WORK REQUIRED: Pick up the article below on Kambi Group's first-quarter 2022 revenue drop and keep writing from its last sentence.

PASSAGE PROVIDED:
= = = = =

Kambi Group, a business-to-business provider of sports betting services, has seen a steep decline in its revenues during the first quarter of 2022.
Kambi Group Revenues Were Hit by DraftKings’ Migration
According to the company’s official figures, the revenues for Q1 of 2022 were 15% lower than those in Q1 of 2021. The first three months of the current year saw Kambi Group earn $39.3 million. Its operating profit sat at $7.7 million and its profit tax declined to $5.7 million. Earnings before interest, tax, depreciation, and amortization were $14.6 million.
The company also reported that its earnings per share have dropped by 63% and are now $0.19. Cash flow from operating and investing activities earned the company $5.8 million, which is yet another decline.
The unfavorable results seem to be a result of Kambi’s adjustment from the migration of its ex-partner DraftKings. Investors were informed that operator turnover was 25% during the adjustment, which shows that the business is still strong.
Nylén Is Assured This Is But a Temporary Hurdle
Kristian Nylén, chief executive officer of Kambi Group, spoke about the results. He called the first three months of 2022 a “busy period” for the company as it was preoccupied with renewing deals and signing new agreements. At the same time, the company continues expanding in new markets and introducing new products to its tech solutions portfolio.

= = = = =

STUDY MATERIAL:
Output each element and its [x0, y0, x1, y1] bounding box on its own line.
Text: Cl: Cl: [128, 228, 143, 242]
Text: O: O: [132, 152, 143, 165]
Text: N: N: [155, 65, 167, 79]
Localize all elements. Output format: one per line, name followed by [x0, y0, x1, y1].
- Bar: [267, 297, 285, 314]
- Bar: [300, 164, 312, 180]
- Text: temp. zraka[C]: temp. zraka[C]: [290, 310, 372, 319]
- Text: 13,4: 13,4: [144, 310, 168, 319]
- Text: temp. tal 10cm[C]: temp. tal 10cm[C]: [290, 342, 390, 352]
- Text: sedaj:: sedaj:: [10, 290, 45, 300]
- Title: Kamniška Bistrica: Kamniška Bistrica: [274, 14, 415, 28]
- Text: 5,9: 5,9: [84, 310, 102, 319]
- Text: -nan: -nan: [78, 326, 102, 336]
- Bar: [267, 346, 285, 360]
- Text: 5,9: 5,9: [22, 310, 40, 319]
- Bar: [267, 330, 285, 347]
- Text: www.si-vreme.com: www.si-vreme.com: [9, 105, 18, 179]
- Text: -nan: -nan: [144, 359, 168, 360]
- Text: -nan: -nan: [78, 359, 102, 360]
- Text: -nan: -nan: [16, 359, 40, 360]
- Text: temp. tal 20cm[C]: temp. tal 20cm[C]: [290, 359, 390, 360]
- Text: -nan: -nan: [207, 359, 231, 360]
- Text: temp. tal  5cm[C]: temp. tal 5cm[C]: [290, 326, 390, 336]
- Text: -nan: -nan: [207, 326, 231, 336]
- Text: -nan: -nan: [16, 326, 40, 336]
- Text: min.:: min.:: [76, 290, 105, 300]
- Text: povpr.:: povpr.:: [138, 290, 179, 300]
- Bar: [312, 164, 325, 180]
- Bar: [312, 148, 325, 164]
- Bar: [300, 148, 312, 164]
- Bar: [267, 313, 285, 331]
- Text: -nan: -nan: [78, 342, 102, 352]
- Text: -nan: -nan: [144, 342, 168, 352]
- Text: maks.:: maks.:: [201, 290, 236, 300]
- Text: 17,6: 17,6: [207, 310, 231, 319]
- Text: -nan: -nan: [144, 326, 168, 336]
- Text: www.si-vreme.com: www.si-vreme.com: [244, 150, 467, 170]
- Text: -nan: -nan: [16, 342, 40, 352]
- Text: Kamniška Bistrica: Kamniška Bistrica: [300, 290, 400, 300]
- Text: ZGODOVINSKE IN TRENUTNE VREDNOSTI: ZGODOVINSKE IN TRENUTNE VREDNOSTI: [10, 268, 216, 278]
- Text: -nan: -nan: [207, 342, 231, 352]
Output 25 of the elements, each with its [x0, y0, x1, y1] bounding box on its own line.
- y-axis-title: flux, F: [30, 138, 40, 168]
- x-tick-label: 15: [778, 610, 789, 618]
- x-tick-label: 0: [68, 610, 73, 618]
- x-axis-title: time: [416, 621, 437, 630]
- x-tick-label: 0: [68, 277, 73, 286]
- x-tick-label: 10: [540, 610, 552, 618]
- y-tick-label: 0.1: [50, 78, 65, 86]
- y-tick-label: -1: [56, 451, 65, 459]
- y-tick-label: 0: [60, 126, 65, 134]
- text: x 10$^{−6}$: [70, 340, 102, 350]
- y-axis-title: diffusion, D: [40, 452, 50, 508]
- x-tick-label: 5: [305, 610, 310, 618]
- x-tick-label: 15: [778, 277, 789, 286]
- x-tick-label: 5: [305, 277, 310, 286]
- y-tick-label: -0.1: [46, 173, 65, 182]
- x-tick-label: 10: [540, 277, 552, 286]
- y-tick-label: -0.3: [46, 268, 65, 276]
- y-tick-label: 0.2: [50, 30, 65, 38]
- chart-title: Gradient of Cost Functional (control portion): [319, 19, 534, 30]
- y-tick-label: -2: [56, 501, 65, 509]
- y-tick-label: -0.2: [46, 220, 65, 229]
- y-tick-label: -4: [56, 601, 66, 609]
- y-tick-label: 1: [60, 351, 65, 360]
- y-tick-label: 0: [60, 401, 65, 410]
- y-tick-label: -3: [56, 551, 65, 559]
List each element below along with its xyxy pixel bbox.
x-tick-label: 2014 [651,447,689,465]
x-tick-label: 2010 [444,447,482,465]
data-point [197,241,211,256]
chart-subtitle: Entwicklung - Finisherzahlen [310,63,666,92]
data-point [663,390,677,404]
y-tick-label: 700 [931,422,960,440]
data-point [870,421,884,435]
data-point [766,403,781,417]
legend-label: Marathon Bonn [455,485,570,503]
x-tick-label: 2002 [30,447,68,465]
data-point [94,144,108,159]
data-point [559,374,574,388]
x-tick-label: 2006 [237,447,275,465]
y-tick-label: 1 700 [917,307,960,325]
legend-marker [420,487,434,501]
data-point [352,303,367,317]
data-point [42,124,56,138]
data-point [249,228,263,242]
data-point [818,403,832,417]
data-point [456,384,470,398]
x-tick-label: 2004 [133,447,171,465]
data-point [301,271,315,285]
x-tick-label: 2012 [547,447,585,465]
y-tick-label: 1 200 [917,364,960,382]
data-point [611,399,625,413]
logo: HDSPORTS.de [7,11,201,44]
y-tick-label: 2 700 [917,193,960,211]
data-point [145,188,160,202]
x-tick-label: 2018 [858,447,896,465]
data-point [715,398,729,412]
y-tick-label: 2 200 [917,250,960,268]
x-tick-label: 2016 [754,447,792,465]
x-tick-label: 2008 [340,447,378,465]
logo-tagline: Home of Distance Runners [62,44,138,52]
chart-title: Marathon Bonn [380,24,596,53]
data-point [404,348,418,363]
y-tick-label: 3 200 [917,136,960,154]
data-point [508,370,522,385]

= = = = =

RESULT OF THIS EXERCISE:
The beginning of 2022 saw Kambi renew its partnership with the operator holding Kindred Group and ink deals with the NA-based companies NorthStar Gaming and MaximBet. One of the most impressive highlights of Kambi’s business is the approval of the Alcohol and Gaming Commission of Ontario, which allowed it to launch in the Canadian province’s fresh betting market.
Nylén isn’t bothered by the decrease in revenues and remarked that business is still going strong:
“Operator turnover was up 25% when adjusting for the migration of DraftKings which proves the underlying financial performance of the business remains strong. This growth comes despite being up against tough Q1 2021 comparatives and the temporary impact of regulatory headwinds in the Netherlands, which we expect to ease soon.”Kristian Nylén, chief executive officer of Kambi Group
The regulation of the Dutch market which Nylén mentioned affected numerous companies. Kindred, one of Kambi’s partners, saw a 30% drop in its revenues, following its exit from the jurisdiction.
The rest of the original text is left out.